Restate the entries below word for word, omitting nothing.

Start Material

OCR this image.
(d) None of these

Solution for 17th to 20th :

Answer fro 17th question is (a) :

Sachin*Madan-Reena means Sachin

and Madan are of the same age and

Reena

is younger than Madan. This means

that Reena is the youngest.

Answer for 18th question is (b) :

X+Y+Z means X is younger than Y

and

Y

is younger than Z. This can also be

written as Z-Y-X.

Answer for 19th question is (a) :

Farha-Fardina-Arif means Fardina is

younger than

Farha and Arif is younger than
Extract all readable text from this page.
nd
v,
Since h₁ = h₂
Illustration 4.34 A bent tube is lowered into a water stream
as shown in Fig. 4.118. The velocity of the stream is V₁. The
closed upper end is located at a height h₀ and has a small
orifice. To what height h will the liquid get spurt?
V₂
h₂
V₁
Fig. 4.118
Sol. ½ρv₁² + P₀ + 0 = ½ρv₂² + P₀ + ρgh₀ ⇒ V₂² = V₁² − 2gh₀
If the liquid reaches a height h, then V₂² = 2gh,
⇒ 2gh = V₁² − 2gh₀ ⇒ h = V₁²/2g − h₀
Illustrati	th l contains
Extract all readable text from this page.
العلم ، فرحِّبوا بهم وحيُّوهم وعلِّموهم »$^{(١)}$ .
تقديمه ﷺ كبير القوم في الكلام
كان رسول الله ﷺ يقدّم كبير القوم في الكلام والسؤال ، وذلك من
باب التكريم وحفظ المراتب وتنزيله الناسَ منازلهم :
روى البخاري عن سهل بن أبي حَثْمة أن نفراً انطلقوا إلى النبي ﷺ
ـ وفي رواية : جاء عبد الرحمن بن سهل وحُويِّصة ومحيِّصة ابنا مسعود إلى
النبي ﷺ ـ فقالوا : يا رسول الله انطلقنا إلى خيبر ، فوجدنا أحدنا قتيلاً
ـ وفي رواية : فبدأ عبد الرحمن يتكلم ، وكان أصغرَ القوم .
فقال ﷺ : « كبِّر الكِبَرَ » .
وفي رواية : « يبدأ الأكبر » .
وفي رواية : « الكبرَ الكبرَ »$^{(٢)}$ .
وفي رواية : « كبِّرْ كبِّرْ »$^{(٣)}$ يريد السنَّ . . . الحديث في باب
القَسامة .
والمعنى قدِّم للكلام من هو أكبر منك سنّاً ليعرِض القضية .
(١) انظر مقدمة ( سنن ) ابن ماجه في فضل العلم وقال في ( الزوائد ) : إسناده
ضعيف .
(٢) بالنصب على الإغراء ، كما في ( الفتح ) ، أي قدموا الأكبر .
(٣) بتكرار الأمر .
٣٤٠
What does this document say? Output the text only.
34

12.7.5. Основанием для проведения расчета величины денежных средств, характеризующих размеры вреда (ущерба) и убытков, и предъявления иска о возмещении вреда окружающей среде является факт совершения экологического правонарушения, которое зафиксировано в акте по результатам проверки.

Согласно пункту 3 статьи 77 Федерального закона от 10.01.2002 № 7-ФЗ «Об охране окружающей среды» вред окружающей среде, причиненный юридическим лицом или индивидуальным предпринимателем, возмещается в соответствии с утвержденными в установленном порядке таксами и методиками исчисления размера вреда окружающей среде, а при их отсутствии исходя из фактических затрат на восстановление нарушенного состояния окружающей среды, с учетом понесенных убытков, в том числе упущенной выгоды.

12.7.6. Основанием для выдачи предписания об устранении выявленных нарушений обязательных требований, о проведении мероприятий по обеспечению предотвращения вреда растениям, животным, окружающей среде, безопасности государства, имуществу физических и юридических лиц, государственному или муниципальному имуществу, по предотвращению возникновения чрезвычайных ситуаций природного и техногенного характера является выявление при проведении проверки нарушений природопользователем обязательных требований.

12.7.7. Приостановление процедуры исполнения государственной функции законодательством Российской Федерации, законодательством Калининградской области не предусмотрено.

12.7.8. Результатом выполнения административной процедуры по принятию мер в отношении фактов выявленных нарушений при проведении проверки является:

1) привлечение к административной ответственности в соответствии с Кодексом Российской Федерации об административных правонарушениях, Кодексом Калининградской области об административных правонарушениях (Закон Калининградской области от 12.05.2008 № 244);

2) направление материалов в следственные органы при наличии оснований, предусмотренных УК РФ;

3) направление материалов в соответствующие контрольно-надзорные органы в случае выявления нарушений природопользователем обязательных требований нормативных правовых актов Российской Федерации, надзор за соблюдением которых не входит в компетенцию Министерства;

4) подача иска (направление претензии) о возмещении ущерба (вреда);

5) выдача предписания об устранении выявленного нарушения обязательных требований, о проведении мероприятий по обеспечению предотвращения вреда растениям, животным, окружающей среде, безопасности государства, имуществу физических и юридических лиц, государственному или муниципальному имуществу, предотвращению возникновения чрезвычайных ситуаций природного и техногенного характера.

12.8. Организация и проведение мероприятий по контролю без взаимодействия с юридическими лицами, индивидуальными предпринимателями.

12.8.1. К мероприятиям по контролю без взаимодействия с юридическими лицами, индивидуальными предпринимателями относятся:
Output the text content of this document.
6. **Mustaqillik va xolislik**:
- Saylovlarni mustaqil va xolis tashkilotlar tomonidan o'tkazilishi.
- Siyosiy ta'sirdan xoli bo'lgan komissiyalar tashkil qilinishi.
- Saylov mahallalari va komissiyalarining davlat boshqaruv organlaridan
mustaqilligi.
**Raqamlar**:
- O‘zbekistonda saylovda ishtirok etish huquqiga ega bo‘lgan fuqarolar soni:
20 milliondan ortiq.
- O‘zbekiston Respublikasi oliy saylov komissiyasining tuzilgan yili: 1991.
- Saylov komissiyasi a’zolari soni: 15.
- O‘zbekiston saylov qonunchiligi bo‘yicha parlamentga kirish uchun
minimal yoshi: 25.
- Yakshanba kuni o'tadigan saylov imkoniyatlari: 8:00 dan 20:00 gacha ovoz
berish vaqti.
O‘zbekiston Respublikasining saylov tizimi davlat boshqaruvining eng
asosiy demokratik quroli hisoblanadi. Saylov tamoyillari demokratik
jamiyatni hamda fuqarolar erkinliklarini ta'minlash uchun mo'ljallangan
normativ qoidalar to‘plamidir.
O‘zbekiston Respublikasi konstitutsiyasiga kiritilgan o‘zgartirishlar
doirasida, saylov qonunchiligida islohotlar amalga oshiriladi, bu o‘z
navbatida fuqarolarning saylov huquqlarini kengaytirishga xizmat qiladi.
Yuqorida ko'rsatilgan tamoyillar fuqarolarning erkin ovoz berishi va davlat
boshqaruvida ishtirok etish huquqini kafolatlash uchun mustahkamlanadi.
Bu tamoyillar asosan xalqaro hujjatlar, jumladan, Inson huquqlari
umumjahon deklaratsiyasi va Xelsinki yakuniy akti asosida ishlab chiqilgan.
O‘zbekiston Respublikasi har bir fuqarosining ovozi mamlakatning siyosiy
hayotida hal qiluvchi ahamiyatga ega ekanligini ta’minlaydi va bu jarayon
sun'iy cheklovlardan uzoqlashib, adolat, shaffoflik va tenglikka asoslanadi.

End Material

### Task response:
OCR this image.
(d) None of these

Solution for 17th to 20th :

Answer fro 17th question is (a) :

Sachin*Madan-Reena means Sachin

and Madan are of the same age and

Reena

is younger than Madan. This means

that Reena is the youngest.

Answer for 18th question is (b) :

X+Y+Z means X is younger than Y

and

Y

is younger than Z. This can also be

written as Z-Y-X.

Answer for 19th question is (a) :

Farha-Fardina-Arif means Fardina is

younger than

Farha and Arif is younger than
Extract all readable text from this page.
nd
v,
Since h₁ = h₂
Illustration 4.34 A bent tube is lowered into a water stream
as shown in Fig. 4.118. The velocity of the stream is V₁. The
closed upper end is located at a height h₀ and has a small
orifice. To what height h will the liquid get spurt?
V₂
h₂
V₁
Fig. 4.118
Sol. ½ρv₁² + P₀ + 0 = ½ρv₂² + P₀ + ρgh₀ ⇒ V₂² = V₁² − 2gh₀
If the liquid reaches a height h, then V₂² = 2gh,
⇒ 2gh = V₁² − 2gh₀ ⇒ h = V₁²/2g − h₀
Illustrati	th l contains
Extract all readable text from this page.
العلم ، فرحِّبوا بهم وحيُّوهم وعلِّموهم »$^{(١)}$ .
تقديمه ﷺ كبير القوم في الكلام
كان رسول الله ﷺ يقدّم كبير القوم في الكلام والسؤال ، وذلك من
باب التكريم وحفظ المراتب وتنزيله الناسَ منازلهم :
روى البخاري عن سهل بن أبي حَثْمة أن نفراً انطلقوا إلى النبي ﷺ
ـ وفي رواية : جاء عبد الرحمن بن سهل وحُويِّصة ومحيِّصة ابنا مسعود إلى
النبي ﷺ ـ فقالوا : يا رسول الله انطلقنا إلى خيبر ، فوجدنا أحدنا قتيلاً
ـ وفي رواية : فبدأ عبد الرحمن يتكلم ، وكان أصغرَ القوم .
فقال ﷺ : « كبِّر الكِبَرَ » .
وفي رواية : « يبدأ الأكبر » .
وفي رواية : « الكبرَ الكبرَ »$^{(٢)}$ .
وفي رواية : « كبِّرْ كبِّرْ »$^{(٣)}$ يريد السنَّ . . . الحديث في باب
القَسامة .
والمعنى قدِّم للكلام من هو أكبر منك سنّاً ليعرِض القضية .
(١) انظر مقدمة ( سنن ) ابن ماجه في فضل العلم وقال في ( الزوائد ) : إسناده
ضعيف .
(٢) بالنصب على الإغراء ، كما في ( الفتح ) ، أي قدموا الأكبر .
(٣) بتكرار الأمر .
٣٤٠
What does this document say? Output the text only.
34

12.7.5. Основанием для проведения расчета величины денежных средств, характеризующих размеры вреда (ущерба) и убытков, и предъявления иска о возмещении вреда окружающей среде является факт совершения экологического правонарушения, которое зафиксировано в акте по результатам проверки.

Согласно пункту 3 статьи 77 Федерального закона от 10.01.2002 № 7-ФЗ «Об охране окружающей среды» вред окружающей среде, причиненный юридическим лицом или индивидуальным предпринимателем, возмещается в соответствии с утвержденными в установленном порядке таксами и методиками исчисления размера вреда окружающей среде, а при их отсутствии исходя из фактических затрат на восстановление нарушенного состояния окружающей среды, с учетом понесенных убытков, в том числе упущенной выгоды.

12.7.6. Основанием для выдачи предписания об устранении выявленных нарушений обязательных требований, о проведении мероприятий по обеспечению предотвращения вреда растениям, животным, окружающей среде, безопасности государства, имуществу физических и юридических лиц, государственному или муниципальному имуществу, по предотвращению возникновения чрезвычайных ситуаций природного и техногенного характера является выявление при проведении проверки нарушений природопользователем обязательных требований.

12.7.7. Приостановление процедуры исполнения государственной функции законодательством Российской Федерации, законодательством Калининградской области не предусмотрено.

12.7.8. Результатом выполнения административной процедуры по принятию мер в отношении фактов выявленных нарушений при проведении проверки является:

1) привлечение к административной ответственности в соответствии с Кодексом Российской Федерации об административных правонарушениях, Кодексом Калининградской области об административных правонарушениях (Закон Калининградской области от 12.05.2008 № 244);

2) направление материалов в следственные органы при наличии оснований, предусмотренных УК РФ;

3) направление материалов в соответствующие контрольно-надзорные органы в случае выявления нарушений природопользователем обязательных требований нормативных правовых актов Российской Федерации, надзор за соблюдением которых не входит в компетенцию Министерства;

4) подача иска (направление претензии) о возмещении ущерба (вреда);

5) выдача предписания об устранении выявленного нарушения обязательных требований, о проведении мероприятий по обеспечению предотвращения вреда растениям, животным, окружающей среде, безопасности государства, имуществу физических и юридических лиц, государственному или муниципальному имуществу, предотвращению возникновения чрезвычайных ситуаций природного и техногенного характера.

12.8. Организация и проведение мероприятий по контролю без взаимодействия с юридическими лицами, индивидуальными предпринимателями.

12.8.1. К мероприятиям по контролю без взаимодействия с юридическими лицами, индивидуальными предпринимателями относятся:
Output the text content of this document.
6. **Mustaqillik va xolislik**:
- Saylovlarni mustaqil va xolis tashkilotlar tomonidan o'tkazilishi.
- Siyosiy ta'sirdan xoli bo'lgan komissiyalar tashkil qilinishi.
- Saylov mahallalari va komissiyalarining davlat boshqaruv organlaridan
mustaqilligi.
**Raqamlar**:
- O‘zbekistonda saylovda ishtirok etish huquqiga ega bo‘lgan fuqarolar soni:
20 milliondan ortiq.
- O‘zbekiston Respublikasi oliy saylov komissiyasining tuzilgan yili: 1991.
- Saylov komissiyasi a’zolari soni: 15.
- O‘zbekiston saylov qonunchiligi bo‘yicha parlamentga kirish uchun
minimal yoshi: 25.
- Yakshanba kuni o'tadigan saylov imkoniyatlari: 8:00 dan 20:00 gacha ovoz
berish vaqti.
O‘zbekiston Respublikasining saylov tizimi davlat boshqaruvining eng
asosiy demokratik quroli hisoblanadi. Saylov tamoyillari demokratik
jamiyatni hamda fuqarolar erkinliklarini ta'minlash uchun mo'ljallangan
normativ qoidalar to‘plamidir.
O‘zbekiston Respublikasi konstitutsiyasiga kiritilgan o‘zgartirishlar
doirasida, saylov qonunchiligida islohotlar amalga oshiriladi, bu o‘z
navbatida fuqarolarning saylov huquqlarini kengaytirishga xizmat qiladi.
Yuqorida ko'rsatilgan tamoyillar fuqarolarning erkin ovoz berishi va davlat
boshqaruvida ishtirok etish huquqini kafolatlash uchun mustahkamlanadi.
Bu tamoyillar asosan xalqaro hujjatlar, jumladan, Inson huquqlari
umumjahon deklaratsiyasi va Xelsinki yakuniy akti asosida ishlab chiqilgan.
O‘zbekiston Respublikasi har bir fuqarosining ovozi mamlakatning siyosiy
hayotida hal qiluvchi ahamiyatga ega ekanligini ta’minlaydi va bu jarayon
sun'iy cheklovlardan uzoqlashib, adolat, shaffoflik va tenglikka asoslanadi.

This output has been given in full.